↓

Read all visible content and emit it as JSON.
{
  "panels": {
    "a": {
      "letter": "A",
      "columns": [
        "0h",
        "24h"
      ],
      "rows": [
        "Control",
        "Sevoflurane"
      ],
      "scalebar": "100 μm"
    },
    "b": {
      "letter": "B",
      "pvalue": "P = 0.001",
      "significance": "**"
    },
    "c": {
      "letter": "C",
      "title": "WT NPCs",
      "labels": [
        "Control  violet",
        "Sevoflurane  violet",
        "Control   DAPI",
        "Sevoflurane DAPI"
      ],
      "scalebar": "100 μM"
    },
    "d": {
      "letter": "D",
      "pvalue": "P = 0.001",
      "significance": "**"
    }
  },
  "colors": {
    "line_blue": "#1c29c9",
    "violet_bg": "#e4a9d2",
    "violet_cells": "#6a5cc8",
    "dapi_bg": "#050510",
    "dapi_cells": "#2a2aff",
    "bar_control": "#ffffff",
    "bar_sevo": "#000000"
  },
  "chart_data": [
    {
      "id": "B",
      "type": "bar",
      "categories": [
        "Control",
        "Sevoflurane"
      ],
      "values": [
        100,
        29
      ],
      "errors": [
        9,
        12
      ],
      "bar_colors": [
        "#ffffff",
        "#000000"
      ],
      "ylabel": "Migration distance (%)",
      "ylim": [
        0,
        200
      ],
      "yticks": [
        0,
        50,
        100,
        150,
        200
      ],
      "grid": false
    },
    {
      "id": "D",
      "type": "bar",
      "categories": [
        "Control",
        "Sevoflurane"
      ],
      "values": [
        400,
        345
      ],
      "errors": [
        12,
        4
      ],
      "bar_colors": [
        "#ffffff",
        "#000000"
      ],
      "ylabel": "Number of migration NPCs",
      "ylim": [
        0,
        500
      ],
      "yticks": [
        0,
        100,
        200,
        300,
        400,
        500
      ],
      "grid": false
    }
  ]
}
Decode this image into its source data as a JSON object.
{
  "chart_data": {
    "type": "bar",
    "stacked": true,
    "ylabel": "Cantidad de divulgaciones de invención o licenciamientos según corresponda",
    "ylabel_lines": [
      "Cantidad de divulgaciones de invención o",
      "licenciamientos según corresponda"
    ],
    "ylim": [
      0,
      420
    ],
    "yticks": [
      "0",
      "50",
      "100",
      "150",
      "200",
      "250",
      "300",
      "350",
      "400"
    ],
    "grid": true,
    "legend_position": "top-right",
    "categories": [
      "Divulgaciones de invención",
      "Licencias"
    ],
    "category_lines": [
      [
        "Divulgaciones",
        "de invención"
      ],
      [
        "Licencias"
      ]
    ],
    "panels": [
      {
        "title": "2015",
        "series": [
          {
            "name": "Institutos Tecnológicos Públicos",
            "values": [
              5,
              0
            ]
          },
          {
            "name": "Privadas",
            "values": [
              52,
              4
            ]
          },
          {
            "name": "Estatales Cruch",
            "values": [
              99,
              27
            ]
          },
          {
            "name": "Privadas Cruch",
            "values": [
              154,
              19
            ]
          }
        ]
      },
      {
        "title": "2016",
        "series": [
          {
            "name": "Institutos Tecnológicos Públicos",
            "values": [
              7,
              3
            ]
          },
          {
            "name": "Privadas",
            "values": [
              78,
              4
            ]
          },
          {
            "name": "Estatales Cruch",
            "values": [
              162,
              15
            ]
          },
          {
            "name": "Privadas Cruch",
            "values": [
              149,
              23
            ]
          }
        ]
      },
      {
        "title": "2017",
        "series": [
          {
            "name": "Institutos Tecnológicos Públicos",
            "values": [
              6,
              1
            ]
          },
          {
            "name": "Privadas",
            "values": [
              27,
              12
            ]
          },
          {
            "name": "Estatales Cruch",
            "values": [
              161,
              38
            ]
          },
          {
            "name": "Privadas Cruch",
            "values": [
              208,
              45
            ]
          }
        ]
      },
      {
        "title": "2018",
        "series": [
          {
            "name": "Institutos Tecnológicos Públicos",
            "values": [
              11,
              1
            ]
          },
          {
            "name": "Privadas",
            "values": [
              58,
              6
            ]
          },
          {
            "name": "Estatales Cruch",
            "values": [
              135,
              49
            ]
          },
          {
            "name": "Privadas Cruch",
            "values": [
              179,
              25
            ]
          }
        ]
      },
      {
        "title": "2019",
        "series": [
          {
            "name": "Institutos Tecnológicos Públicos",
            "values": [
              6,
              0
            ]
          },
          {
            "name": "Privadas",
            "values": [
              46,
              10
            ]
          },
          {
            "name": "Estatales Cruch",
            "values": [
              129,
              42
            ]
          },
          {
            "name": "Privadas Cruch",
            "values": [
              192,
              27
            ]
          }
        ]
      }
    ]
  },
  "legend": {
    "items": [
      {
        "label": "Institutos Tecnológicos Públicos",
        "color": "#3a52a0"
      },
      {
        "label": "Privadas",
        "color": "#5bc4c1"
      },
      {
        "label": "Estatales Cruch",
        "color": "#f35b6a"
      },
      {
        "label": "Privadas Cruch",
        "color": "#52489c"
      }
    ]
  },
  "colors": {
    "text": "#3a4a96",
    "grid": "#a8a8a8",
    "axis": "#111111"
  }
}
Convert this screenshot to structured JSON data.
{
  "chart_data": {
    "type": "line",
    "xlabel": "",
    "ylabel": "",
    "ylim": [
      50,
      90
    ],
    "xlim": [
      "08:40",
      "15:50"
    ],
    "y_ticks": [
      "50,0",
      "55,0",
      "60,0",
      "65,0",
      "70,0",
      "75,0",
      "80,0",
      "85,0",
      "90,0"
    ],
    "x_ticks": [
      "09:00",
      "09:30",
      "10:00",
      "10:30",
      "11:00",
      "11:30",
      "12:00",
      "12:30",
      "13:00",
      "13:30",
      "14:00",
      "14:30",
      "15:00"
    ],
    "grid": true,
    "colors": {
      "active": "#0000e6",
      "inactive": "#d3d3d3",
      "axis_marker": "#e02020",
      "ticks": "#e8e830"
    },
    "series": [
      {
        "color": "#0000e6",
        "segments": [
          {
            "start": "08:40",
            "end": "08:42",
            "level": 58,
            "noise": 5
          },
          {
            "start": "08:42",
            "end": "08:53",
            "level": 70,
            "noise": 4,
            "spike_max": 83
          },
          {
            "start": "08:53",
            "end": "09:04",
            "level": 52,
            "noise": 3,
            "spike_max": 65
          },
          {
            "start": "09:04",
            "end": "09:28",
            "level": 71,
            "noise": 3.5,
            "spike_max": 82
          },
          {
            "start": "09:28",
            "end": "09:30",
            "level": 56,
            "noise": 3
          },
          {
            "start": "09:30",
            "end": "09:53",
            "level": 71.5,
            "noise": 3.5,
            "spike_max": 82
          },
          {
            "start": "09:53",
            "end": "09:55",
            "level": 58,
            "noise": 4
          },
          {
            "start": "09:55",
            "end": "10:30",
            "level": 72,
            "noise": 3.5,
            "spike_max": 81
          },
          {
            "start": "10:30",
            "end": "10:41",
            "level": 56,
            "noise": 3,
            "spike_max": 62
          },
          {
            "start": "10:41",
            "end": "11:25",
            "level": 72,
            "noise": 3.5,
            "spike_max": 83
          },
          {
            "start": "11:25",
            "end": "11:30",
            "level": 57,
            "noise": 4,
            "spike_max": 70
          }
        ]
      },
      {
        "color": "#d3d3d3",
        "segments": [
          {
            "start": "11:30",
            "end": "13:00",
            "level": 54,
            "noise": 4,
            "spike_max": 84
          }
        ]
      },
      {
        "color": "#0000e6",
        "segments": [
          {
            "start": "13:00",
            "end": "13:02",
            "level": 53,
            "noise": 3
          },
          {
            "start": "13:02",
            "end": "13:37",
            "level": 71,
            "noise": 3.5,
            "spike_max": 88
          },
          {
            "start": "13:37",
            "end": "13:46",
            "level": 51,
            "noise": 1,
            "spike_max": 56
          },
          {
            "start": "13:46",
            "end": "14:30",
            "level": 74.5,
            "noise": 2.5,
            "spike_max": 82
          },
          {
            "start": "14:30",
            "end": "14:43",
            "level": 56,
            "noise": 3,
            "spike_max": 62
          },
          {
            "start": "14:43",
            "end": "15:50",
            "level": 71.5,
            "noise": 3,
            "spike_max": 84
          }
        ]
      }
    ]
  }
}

↑

In the material above, tally every line with the string "según" in it, then give that number alone.

#### Output
2